(Extracts from a graphics dataset)
>>>>

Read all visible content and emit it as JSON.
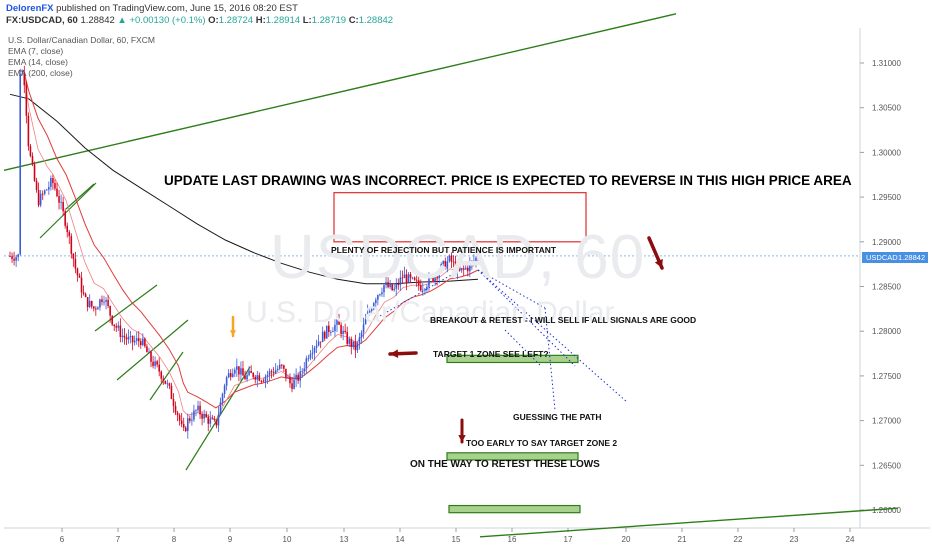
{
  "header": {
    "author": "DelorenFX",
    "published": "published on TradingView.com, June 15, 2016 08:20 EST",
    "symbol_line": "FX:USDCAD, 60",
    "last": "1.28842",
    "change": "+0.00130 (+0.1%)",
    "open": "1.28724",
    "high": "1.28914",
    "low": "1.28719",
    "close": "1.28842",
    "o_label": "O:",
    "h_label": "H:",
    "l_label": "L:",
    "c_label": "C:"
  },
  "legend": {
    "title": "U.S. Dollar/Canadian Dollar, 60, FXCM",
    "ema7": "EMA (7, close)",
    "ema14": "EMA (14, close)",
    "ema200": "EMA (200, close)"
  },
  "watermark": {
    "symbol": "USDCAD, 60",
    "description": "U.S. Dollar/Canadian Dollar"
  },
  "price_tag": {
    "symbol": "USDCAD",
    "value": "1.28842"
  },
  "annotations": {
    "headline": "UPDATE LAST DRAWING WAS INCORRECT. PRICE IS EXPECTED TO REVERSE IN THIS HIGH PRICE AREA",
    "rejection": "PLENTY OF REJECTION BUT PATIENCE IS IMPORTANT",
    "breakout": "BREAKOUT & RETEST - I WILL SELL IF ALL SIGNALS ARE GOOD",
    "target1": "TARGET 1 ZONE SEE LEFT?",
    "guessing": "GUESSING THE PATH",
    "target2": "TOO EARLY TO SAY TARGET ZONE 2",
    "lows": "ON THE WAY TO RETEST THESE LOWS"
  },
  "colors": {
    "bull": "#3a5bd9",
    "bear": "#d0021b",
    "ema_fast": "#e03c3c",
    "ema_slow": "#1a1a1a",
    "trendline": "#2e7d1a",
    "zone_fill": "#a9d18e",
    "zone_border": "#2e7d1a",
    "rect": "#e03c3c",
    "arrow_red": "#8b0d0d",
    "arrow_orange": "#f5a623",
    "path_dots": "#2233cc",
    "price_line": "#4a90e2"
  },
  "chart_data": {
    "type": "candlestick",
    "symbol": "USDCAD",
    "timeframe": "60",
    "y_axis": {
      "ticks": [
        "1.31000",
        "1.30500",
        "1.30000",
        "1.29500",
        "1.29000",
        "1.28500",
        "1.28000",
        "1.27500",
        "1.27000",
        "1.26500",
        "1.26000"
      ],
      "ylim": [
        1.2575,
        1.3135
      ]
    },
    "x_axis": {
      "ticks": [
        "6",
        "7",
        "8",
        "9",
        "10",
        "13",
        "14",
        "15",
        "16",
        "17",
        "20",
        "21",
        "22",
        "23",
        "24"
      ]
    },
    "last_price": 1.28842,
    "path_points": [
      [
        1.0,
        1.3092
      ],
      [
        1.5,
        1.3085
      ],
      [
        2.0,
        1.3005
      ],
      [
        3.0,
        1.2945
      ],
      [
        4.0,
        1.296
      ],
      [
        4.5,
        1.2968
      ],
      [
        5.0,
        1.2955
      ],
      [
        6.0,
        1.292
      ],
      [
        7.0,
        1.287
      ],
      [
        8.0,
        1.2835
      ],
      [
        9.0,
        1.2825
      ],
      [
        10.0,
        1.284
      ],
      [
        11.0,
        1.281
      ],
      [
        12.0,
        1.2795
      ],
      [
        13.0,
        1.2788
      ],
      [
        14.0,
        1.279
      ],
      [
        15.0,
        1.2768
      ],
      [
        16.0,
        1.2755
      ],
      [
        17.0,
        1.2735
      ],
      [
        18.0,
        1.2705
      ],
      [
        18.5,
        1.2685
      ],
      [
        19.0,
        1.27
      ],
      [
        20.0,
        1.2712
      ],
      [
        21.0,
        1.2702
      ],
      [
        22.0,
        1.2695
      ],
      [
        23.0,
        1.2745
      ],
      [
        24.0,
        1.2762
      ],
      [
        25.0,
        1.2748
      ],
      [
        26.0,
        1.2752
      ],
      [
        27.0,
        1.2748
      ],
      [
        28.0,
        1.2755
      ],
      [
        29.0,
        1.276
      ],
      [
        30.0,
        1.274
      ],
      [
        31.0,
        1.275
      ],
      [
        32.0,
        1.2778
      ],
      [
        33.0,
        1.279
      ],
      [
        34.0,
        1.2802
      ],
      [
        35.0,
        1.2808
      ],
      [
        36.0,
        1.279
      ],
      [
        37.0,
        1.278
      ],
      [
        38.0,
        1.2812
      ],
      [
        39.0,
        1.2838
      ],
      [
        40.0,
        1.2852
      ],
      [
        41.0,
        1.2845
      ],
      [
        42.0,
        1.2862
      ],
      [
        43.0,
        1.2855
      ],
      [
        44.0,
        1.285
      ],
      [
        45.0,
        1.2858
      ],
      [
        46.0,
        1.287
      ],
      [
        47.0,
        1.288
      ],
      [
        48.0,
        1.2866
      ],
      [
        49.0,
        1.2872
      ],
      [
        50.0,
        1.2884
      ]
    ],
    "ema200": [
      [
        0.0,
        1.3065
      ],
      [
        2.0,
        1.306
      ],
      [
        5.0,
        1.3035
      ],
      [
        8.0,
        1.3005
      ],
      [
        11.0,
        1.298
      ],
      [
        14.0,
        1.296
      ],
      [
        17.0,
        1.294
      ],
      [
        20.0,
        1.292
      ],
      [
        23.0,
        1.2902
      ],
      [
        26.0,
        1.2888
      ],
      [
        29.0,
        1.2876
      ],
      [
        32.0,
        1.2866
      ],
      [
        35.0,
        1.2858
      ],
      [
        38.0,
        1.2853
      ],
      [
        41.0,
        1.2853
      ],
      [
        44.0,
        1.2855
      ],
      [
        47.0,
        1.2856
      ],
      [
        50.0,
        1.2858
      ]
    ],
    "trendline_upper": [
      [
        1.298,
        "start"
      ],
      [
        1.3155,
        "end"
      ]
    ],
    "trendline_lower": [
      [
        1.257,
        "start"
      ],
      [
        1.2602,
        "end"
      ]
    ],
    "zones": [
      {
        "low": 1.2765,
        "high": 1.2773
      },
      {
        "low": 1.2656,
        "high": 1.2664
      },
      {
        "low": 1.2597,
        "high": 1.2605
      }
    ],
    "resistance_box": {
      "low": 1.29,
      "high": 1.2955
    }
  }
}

<<<<
>>>>

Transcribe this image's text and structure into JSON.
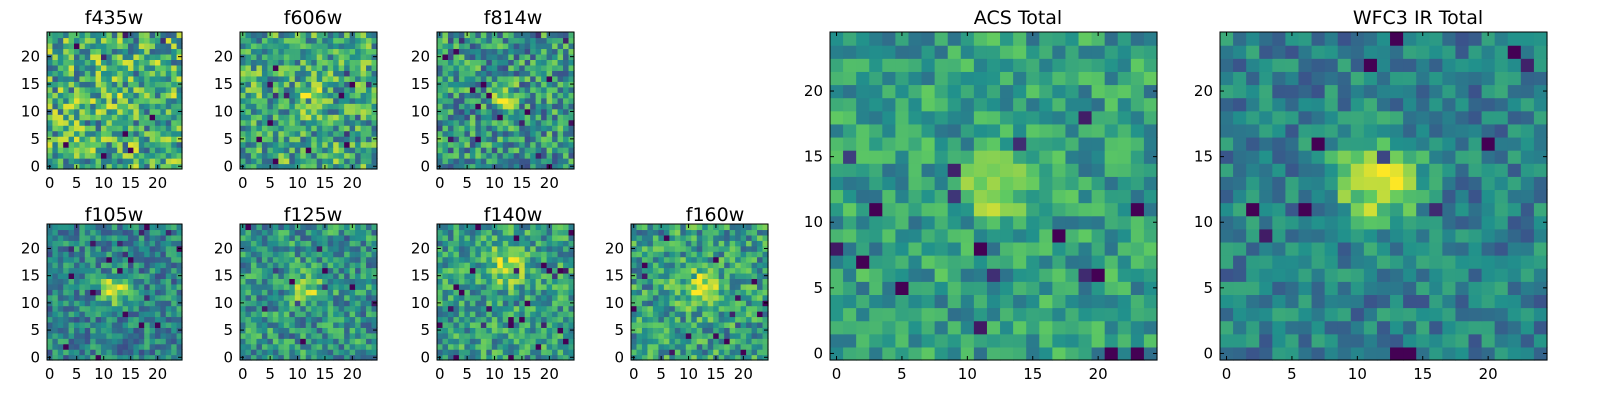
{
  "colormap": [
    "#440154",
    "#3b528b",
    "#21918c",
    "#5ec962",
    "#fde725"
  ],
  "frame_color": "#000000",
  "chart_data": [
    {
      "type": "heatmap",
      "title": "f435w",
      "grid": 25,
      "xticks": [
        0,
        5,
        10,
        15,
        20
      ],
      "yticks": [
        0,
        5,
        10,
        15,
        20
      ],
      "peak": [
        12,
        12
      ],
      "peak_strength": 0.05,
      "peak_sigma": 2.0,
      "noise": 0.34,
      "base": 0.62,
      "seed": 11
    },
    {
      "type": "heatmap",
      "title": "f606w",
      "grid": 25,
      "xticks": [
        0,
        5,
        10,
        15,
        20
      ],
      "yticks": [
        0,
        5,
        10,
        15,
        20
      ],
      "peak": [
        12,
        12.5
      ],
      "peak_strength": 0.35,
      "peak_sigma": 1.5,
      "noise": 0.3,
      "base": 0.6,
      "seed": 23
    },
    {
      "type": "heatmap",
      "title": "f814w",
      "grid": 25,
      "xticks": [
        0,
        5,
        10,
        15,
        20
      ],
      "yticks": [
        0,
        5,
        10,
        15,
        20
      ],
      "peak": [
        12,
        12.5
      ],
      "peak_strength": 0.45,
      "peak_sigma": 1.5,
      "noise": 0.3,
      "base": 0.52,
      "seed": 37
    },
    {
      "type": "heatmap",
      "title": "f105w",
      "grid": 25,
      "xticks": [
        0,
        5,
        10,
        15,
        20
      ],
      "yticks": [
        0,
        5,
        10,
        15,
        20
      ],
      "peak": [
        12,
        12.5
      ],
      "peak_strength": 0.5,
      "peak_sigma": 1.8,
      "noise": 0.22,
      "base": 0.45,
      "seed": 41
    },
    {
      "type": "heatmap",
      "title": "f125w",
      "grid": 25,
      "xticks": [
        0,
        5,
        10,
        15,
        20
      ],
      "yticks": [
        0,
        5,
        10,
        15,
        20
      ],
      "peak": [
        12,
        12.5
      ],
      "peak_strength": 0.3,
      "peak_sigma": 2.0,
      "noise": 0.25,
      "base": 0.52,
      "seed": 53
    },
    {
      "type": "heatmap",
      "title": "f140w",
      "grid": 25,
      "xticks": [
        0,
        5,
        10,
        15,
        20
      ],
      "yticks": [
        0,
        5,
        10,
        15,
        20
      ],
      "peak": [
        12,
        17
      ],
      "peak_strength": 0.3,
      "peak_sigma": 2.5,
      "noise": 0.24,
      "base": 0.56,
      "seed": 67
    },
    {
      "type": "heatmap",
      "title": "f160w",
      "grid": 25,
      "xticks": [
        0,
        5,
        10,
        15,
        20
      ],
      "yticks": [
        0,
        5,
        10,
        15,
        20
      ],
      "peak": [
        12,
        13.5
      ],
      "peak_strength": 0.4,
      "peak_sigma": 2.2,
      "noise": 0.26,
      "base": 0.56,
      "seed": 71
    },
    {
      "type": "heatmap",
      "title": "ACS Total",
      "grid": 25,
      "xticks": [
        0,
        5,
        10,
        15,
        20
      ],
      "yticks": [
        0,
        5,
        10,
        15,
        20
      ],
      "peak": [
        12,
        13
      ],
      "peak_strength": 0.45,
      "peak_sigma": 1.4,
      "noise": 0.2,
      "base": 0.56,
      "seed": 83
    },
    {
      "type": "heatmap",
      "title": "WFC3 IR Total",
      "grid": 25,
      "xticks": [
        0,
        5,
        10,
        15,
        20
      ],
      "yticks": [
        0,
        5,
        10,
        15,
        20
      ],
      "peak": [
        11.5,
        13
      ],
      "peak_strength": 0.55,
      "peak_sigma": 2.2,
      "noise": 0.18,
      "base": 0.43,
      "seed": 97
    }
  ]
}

<<<<

Identify and extract each line of the listing that contains "noise".

      "noise": 0.34,
      "noise": 0.3,
      "noise": 0.3,
      "noise": 0.22,
      "noise": 0.25,
      "noise": 0.24,
      "noise": 0.26,
      "noise": 0.2,
      "noise": 0.18,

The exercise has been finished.